## Supplied data
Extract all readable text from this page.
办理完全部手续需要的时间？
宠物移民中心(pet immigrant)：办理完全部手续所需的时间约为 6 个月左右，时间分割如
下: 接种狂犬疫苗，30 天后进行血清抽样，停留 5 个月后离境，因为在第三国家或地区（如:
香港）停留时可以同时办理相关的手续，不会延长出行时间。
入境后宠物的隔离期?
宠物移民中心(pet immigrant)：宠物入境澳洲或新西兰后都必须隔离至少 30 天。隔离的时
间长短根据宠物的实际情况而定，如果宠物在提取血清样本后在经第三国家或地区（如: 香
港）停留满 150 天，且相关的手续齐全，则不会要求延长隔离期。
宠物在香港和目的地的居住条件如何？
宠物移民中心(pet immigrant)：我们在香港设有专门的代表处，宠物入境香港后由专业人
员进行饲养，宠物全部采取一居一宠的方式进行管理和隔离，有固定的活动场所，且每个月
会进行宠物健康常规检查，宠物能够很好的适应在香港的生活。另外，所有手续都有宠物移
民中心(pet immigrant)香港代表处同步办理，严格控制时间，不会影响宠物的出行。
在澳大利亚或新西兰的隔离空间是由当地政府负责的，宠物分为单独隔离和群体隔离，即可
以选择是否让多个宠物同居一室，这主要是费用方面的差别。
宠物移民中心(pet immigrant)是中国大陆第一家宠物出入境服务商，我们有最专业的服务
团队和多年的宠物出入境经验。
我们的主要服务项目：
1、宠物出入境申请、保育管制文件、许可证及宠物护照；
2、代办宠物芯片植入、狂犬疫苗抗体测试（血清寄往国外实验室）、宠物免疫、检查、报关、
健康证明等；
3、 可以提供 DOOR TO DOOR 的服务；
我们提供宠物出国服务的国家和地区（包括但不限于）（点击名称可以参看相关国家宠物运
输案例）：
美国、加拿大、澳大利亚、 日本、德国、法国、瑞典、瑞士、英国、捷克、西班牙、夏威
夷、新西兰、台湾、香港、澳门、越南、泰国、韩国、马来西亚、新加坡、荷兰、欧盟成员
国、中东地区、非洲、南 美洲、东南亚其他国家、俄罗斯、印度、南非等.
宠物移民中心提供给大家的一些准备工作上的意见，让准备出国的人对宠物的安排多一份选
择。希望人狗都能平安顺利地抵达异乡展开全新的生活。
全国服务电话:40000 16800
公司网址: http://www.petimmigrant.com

## Goal
Take the entries above and transcribe them exactly.

## Output for this exercise
Extract all readable text from this page.
办理完全部手续需要的时间？
宠物移民中心(pet immigrant)：办理完全部手续所需的时间约为 6 个月左右，时间分割如
下: 接种狂犬疫苗，30 天后进行血清抽样，停留 5 个月后离境，因为在第三国家或地区（如:
香港）停留时可以同时办理相关的手续，不会延长出行时间。
入境后宠物的隔离期?
宠物移民中心(pet immigrant)：宠物入境澳洲或新西兰后都必须隔离至少 30 天。隔离的时
间长短根据宠物的实际情况而定，如果宠物在提取血清样本后在经第三国家或地区（如: 香
港）停留满 150 天，且相关的手续齐全，则不会要求延长隔离期。
宠物在香港和目的地的居住条件如何？
宠物移民中心(pet immigrant)：我们在香港设有专门的代表处，宠物入境香港后由专业人
员进行饲养，宠物全部采取一居一宠的方式进行管理和隔离，有固定的活动场所，且每个月
会进行宠物健康常规检查，宠物能够很好的适应在香港的生活。另外，所有手续都有宠物移
民中心(pet immigrant)香港代表处同步办理，严格控制时间，不会影响宠物的出行。
在澳大利亚或新西兰的隔离空间是由当地政府负责的，宠物分为单独隔离和群体隔离，即可
以选择是否让多个宠物同居一室，这主要是费用方面的差别。
宠物移民中心(pet immigrant)是中国大陆第一家宠物出入境服务商，我们有最专业的服务
团队和多年的宠物出入境经验。
我们的主要服务项目：
1、宠物出入境申请、保育管制文件、许可证及宠物护照；
2、代办宠物芯片植入、狂犬疫苗抗体测试（血清寄往国外实验室）、宠物免疫、检查、报关、
健康证明等；
3、 可以提供 DOOR TO DOOR 的服务；
我们提供宠物出国服务的国家和地区（包括但不限于）（点击名称可以参看相关国家宠物运
输案例）：
美国、加拿大、澳大利亚、 日本、德国、法国、瑞典、瑞士、英国、捷克、西班牙、夏威
夷、新西兰、台湾、香港、澳门、越南、泰国、韩国、马来西亚、新加坡、荷兰、欧盟成员
国、中东地区、非洲、南 美洲、东南亚其他国家、俄罗斯、印度、南非等.
宠物移民中心提供给大家的一些准备工作上的意见，让准备出国的人对宠物的安排多一份选
择。希望人狗都能平安顺利地抵达异乡展开全新的生活。
全国服务电话:40000 16800
公司网址: http://www.petimmigrant.com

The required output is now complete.